• Given problem: Locate every line in the items below that contains the word "optical", and copy each of those lines in full.
========================================================================
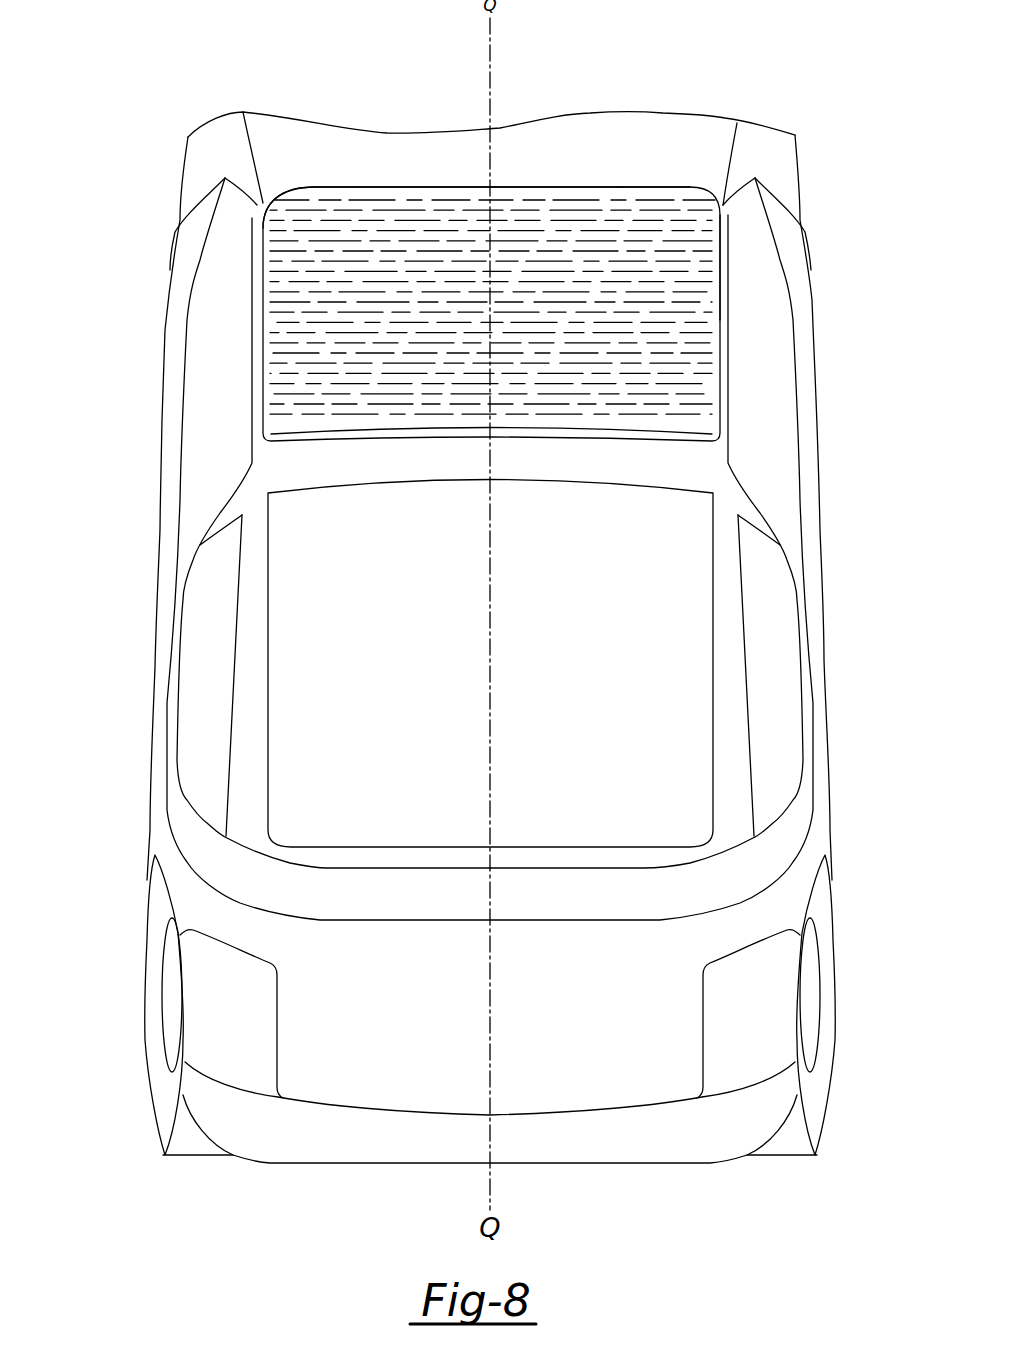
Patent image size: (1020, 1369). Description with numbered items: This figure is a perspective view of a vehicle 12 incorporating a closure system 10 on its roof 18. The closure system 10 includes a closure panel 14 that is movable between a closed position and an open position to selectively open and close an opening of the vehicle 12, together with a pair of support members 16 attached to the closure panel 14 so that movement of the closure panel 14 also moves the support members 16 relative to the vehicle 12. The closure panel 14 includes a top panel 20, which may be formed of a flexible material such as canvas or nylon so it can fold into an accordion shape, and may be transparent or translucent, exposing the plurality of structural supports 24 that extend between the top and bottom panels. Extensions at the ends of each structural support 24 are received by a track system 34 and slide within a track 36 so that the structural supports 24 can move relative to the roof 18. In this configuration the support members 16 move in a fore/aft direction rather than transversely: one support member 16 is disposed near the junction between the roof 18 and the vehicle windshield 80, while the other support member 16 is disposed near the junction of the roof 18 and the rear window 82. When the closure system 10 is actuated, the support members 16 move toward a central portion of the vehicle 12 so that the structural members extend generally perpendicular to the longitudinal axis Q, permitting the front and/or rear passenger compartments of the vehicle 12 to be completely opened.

The closure system 10 is at (583, 252).
The vehicle 12 is at (160, 140).
The closure panel 14 is at (722, 254).
The support members 16 is at (400, 180).
The roof 18 is at (250, 492).
The top panel 20 is at (719, 208).
The structural supports 24 is at (658, 200).
The track system 34 is at (568, 192).
The track 36 is at (330, 190).
The vehicle windshield 80 is at (637, 140).
The rear window 82 is at (628, 653).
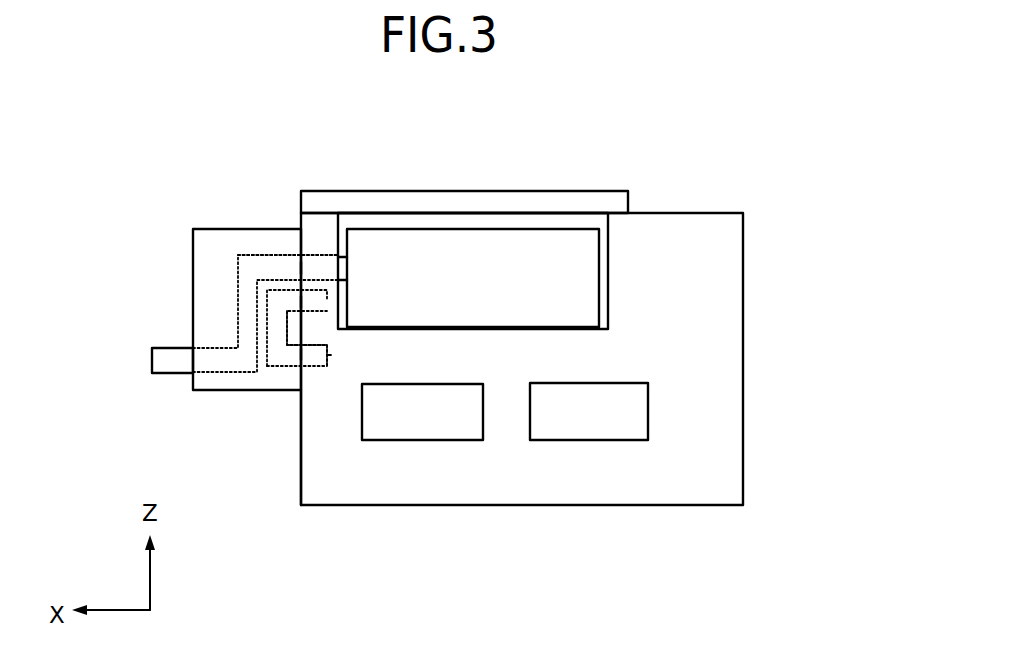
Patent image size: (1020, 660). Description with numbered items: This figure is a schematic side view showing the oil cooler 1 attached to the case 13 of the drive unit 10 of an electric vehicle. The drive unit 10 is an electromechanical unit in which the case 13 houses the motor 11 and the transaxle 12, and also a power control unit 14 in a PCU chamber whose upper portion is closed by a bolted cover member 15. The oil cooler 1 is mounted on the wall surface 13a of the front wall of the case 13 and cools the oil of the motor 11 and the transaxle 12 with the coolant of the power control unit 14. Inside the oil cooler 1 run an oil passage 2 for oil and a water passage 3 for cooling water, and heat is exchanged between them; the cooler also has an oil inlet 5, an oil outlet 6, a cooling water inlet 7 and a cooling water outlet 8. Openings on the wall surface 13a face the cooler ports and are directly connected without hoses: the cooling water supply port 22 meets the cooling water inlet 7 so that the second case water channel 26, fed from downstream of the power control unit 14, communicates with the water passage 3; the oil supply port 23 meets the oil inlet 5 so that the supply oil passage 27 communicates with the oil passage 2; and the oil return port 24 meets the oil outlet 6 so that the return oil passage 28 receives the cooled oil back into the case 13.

The oil cooler 1 is at (206, 222).
The oil passage 2 is at (270, 368).
The water passage 3 is at (255, 257).
The oil inlet 5 is at (301, 302).
The oil outlet 6 is at (301, 355).
The cooling water inlet 7 is at (301, 268).
The cooling water outlet 8 is at (152, 354).
The drive unit 10 is at (566, 316).
The motor 11 is at (460, 440).
The transaxle 12 is at (580, 440).
The case 13 is at (743, 391).
The wall surface 13a is at (301, 467).
The power control unit 14 is at (515, 229).
The cover member 15 is at (595, 191).
The cooling water supply port 22 is at (301, 268).
The oil supply port 23 is at (301, 303).
The oil return port 24 is at (301, 353).
The second case water channel 26 is at (324, 257).
The supply oil passage 27 is at (327, 300).
The return oil passage 28 is at (327, 355).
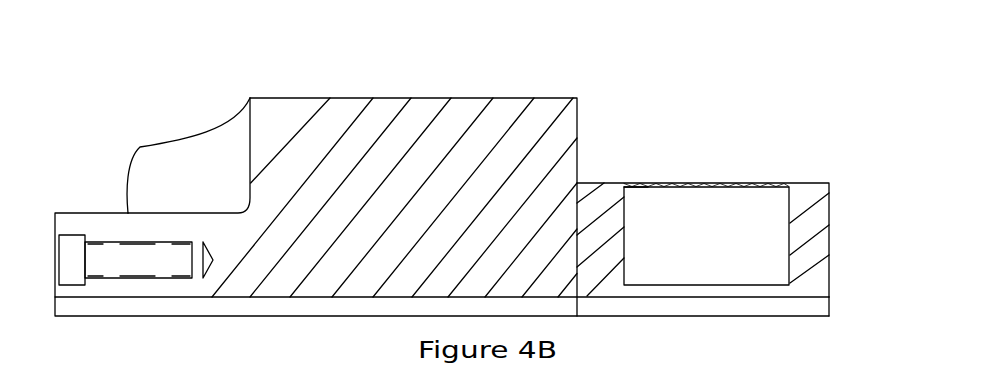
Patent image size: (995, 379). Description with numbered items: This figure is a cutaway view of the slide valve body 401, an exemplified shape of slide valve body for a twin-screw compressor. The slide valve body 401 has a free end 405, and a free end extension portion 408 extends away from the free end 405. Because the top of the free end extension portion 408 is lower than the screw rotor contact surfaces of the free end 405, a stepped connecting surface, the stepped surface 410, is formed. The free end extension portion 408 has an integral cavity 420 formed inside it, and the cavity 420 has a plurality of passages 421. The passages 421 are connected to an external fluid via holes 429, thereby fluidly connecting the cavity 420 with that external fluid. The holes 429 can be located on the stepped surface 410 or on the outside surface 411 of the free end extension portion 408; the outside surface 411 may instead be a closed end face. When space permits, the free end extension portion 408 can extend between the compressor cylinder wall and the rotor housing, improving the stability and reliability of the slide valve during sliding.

The slide valve body 401 is at (141, 82).
The free end 405 is at (318, 118).
The free end extension portion 408 is at (663, 305).
The stepped surface 410 is at (811, 183).
The outside surface 411 is at (829, 250).
The cavity 420 is at (757, 223).
The passages 421 is at (668, 185).
The holes 429 is at (641, 185).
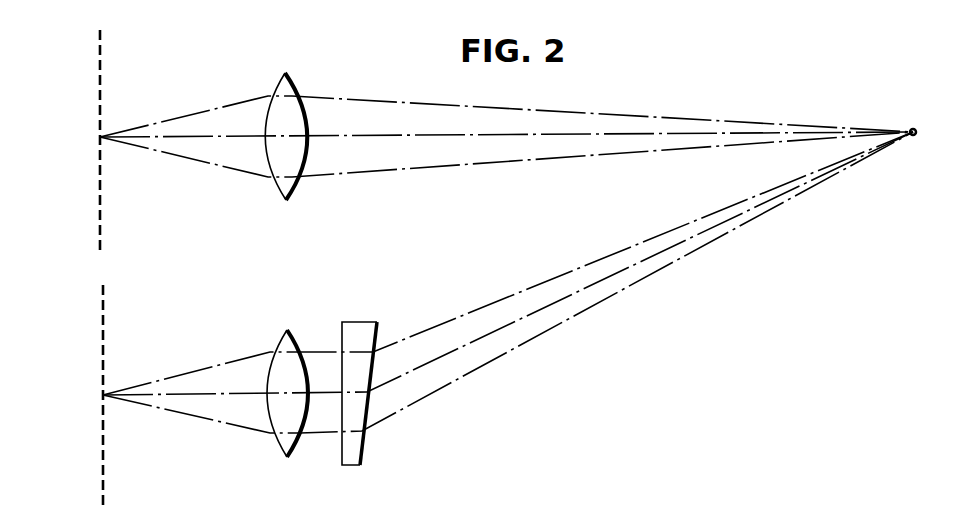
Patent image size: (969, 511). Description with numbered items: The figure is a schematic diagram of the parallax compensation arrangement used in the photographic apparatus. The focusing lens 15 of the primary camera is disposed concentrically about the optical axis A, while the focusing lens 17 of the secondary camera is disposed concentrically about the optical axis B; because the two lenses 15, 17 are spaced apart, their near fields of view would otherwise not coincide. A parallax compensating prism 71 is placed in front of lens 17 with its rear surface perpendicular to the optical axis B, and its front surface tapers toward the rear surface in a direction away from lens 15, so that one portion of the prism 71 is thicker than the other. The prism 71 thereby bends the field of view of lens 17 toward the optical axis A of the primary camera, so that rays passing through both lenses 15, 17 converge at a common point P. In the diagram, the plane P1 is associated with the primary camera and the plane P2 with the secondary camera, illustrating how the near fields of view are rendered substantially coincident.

The focusing lens 15 is at (285, 73).
The focusing lens 17 is at (288, 329).
The parallax compensating prism 71 is at (378, 322).
The optical axis A is at (228, 138).
The optical axis B is at (205, 395).
The image point P is at (910, 115).
The first object plane P1 is at (77, 141).
The second object plane P2 is at (79, 395).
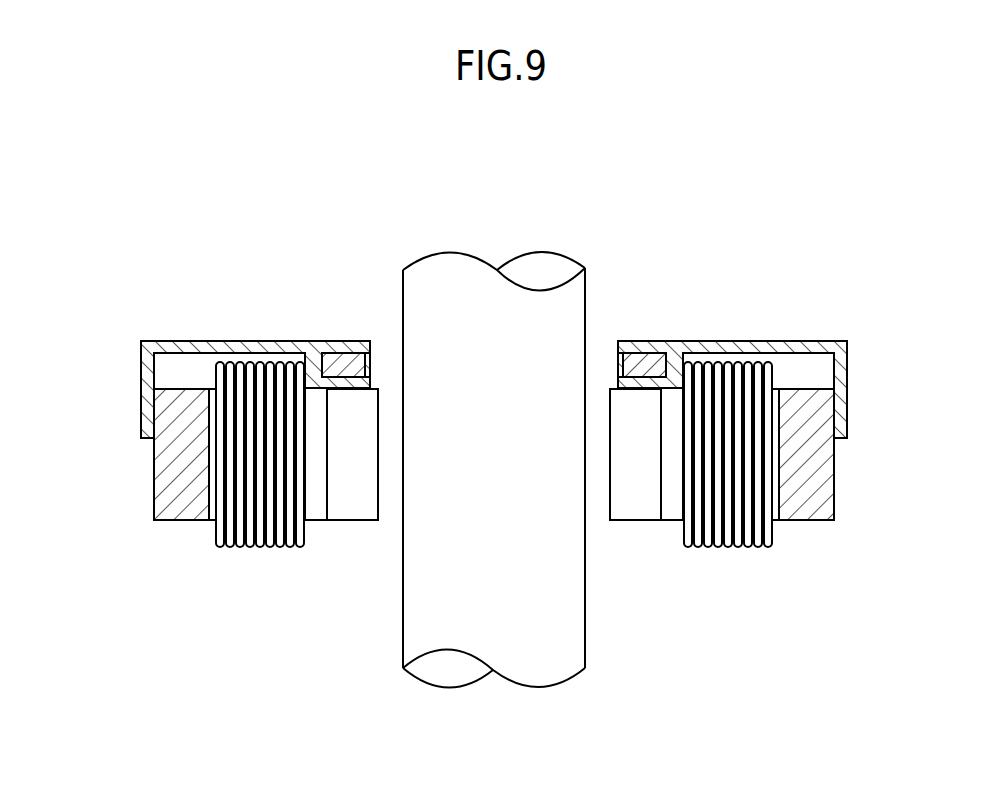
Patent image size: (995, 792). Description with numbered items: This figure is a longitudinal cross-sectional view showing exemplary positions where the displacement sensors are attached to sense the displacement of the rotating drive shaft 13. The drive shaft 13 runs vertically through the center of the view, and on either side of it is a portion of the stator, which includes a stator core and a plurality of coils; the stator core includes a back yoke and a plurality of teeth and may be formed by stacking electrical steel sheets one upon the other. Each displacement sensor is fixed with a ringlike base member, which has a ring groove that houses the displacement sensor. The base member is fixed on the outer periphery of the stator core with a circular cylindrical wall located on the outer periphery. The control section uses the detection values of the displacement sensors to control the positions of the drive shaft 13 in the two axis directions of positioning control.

The drive shaft 13 is at (442, 272).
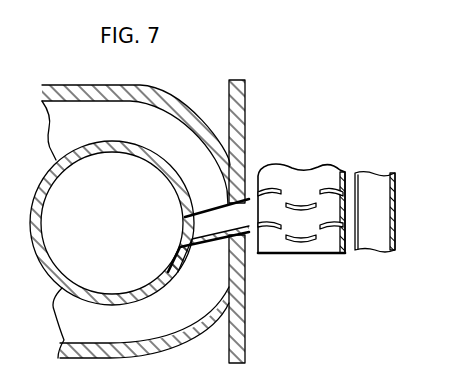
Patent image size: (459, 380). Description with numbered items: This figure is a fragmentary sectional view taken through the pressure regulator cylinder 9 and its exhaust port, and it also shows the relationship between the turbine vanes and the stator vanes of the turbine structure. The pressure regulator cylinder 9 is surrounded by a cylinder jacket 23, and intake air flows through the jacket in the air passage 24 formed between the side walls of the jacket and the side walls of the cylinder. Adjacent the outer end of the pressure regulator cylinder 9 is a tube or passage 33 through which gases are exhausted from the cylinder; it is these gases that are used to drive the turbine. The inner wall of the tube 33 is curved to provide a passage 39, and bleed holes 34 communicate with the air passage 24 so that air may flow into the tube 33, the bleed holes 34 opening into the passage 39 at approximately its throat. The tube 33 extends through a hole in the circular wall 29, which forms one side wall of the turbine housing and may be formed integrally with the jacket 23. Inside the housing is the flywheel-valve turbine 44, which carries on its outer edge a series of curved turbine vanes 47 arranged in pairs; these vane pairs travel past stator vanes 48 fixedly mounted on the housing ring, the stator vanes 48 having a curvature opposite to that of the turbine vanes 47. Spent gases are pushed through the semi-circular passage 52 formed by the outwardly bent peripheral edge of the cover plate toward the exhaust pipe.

The pressure regulator cylinder 9 is at (162, 284).
The cylinder jacket 23 is at (184, 103).
The air passage 24 is at (175, 139).
The circular wall 29 is at (246, 103).
The tube or passage 33 is at (198, 250).
The bleed hole 34 is at (205, 209).
The passage 39 is at (192, 232).
The flywheel-valve turbine 44 is at (282, 254).
The turbine vane 47 is at (275, 187).
The stator vane 48 is at (301, 243).
The semi-circular passage 52 is at (372, 246).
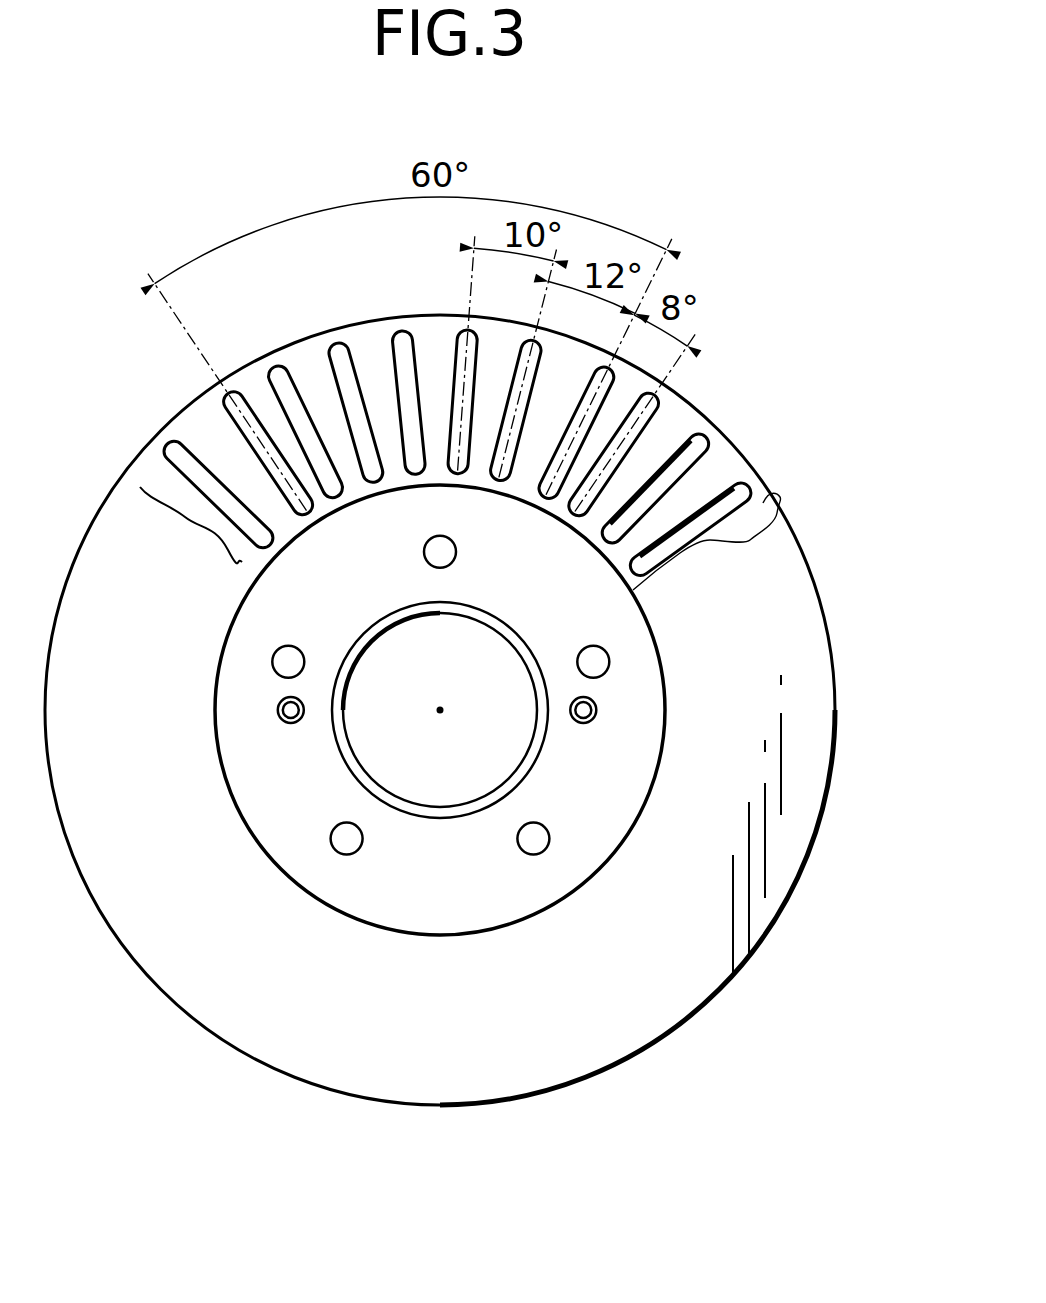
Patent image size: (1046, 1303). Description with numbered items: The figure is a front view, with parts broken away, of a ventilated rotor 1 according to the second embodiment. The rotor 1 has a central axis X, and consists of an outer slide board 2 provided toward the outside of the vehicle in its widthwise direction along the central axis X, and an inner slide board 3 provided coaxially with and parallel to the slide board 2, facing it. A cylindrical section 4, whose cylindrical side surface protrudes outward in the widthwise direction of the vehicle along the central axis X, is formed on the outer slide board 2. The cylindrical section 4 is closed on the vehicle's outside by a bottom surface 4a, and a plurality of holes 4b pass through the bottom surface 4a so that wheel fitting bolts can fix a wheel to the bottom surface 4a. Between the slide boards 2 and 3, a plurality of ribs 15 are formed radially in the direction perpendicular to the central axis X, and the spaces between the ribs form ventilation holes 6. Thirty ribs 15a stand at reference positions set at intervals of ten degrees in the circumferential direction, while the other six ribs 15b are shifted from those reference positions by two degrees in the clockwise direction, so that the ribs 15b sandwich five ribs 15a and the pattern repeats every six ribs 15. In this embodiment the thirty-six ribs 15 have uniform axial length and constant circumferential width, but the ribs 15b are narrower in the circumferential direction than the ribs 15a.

The ventilated rotor 1 is at (867, 541).
The slide board 2 is at (780, 497).
The slide board 3 is at (805, 610).
The cylindrical section 4 is at (440, 712).
The bottom surface 4a is at (460, 835).
The holes 4b is at (445, 552).
The ventilation holes 6 is at (500, 363).
The ribs 15 is at (390, 340).
The ribs 15a is at (480, 330).
The ribs 15b is at (603, 370).
The central axis X is at (447, 710).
========================================================================
• Result of the exercise:
Patent image size: (969, 511). Description with numbered items: The figure is a schematic diagram of the parallax compensation arrangement used in the photographic apparatus. The focusing lens 15 of the primary camera is disposed concentrically about the optical axis A, while the focusing lens 17 of the secondary camera is disposed concentrically about the optical axis B; because the two lenses 15, 17 are spaced apart, their near fields of view would otherwise not coincide. A parallax compensating prism 71 is placed in front of lens 17 with its rear surface perpendicular to the optical axis B, and its front surface tapers toward the rear surface in a direction away from lens 15, so that one portion of the prism 71 is thicker than the other. The prism 71 thereby bends the field of view of lens 17 toward the optical axis A of the primary camera, so that rays passing through both lenses 15, 17 converge at a common point P. In the diagram, the plane P1 is associated with the primary camera and the plane P2 with the secondary camera, illustrating how the near fields of view are rendered substantially coincident.
The optical axis A is at (228, 138).
The optical axis B is at (205, 395).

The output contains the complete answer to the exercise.